··· LISTED ENTRIES ···
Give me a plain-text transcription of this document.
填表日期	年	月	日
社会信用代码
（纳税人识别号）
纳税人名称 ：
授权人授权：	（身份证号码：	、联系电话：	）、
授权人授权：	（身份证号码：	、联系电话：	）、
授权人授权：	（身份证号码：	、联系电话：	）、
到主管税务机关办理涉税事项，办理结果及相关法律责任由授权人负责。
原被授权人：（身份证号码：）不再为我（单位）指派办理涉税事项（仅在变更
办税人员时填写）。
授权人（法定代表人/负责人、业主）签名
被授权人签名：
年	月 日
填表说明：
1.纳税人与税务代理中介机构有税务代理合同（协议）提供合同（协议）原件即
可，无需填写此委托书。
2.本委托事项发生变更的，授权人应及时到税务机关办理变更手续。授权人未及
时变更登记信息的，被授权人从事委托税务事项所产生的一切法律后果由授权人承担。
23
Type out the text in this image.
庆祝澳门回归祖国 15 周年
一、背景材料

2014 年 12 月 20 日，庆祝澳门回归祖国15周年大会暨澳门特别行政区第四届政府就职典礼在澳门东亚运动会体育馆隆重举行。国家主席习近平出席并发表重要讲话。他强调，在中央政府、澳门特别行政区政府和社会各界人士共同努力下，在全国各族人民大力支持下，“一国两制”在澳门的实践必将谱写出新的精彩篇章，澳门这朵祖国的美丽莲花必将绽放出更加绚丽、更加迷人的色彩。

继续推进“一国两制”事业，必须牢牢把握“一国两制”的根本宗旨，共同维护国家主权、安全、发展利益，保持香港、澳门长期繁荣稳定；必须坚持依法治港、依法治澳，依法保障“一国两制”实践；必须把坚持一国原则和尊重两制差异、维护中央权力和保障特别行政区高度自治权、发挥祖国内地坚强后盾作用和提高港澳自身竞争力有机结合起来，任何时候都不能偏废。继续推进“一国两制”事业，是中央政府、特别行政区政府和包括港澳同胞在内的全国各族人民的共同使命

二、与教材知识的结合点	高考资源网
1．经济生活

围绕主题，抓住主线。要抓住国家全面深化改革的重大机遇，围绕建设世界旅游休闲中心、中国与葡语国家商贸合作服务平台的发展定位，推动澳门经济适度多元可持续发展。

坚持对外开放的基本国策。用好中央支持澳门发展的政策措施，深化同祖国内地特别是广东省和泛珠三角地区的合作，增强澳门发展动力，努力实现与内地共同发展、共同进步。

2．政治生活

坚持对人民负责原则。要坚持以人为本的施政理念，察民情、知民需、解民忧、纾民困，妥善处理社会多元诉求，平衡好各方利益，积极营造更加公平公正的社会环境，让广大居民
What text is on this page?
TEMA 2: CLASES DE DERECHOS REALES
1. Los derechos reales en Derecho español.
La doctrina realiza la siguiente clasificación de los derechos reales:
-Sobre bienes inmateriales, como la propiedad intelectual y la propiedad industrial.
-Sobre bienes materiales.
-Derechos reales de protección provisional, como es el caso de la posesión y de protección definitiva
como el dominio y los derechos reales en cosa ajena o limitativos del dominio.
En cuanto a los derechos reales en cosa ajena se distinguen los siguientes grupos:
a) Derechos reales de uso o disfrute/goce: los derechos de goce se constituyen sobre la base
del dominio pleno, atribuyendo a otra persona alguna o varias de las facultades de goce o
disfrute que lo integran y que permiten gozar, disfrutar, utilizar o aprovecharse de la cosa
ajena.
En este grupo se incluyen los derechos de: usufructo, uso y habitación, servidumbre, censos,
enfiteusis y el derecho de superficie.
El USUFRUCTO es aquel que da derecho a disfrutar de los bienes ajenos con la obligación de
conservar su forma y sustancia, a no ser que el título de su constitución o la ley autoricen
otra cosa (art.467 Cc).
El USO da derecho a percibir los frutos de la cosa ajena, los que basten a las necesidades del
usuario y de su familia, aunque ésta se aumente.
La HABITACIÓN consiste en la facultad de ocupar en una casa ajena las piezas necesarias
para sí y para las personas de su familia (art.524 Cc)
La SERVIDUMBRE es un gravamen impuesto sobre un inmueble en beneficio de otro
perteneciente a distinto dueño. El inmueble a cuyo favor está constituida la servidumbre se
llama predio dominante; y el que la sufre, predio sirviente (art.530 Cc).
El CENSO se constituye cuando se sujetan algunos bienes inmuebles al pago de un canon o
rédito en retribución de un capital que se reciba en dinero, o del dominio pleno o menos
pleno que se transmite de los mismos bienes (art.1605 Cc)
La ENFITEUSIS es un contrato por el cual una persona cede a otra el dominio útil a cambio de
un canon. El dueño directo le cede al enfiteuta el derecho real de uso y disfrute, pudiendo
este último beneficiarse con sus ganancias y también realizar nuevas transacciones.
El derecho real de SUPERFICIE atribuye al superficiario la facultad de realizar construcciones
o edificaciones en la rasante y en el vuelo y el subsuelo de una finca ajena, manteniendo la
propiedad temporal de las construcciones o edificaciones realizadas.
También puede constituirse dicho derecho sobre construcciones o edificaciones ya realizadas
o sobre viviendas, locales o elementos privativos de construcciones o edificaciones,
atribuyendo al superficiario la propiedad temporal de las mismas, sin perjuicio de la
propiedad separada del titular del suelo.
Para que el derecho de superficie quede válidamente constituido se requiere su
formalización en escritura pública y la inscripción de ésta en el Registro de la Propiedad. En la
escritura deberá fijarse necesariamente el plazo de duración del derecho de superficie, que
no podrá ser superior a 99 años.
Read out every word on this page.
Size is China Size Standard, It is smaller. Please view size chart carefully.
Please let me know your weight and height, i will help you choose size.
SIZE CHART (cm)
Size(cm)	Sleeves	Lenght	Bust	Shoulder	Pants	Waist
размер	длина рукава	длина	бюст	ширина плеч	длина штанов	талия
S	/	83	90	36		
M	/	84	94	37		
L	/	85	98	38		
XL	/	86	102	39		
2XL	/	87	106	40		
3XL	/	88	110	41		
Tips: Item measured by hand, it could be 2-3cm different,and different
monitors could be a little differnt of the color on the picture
···
TASK DETAILS => Go through the records. Copy each line where "otra" appears.

COMPLETE RESPONSE =>
del dominio pleno, atribuyendo a otra persona alguna o varias de las facultades de goce o
otra cosa (art.467 Cc).
La ENFITEUSIS es un contrato por el cual una persona cede a otra el dominio útil a cambio de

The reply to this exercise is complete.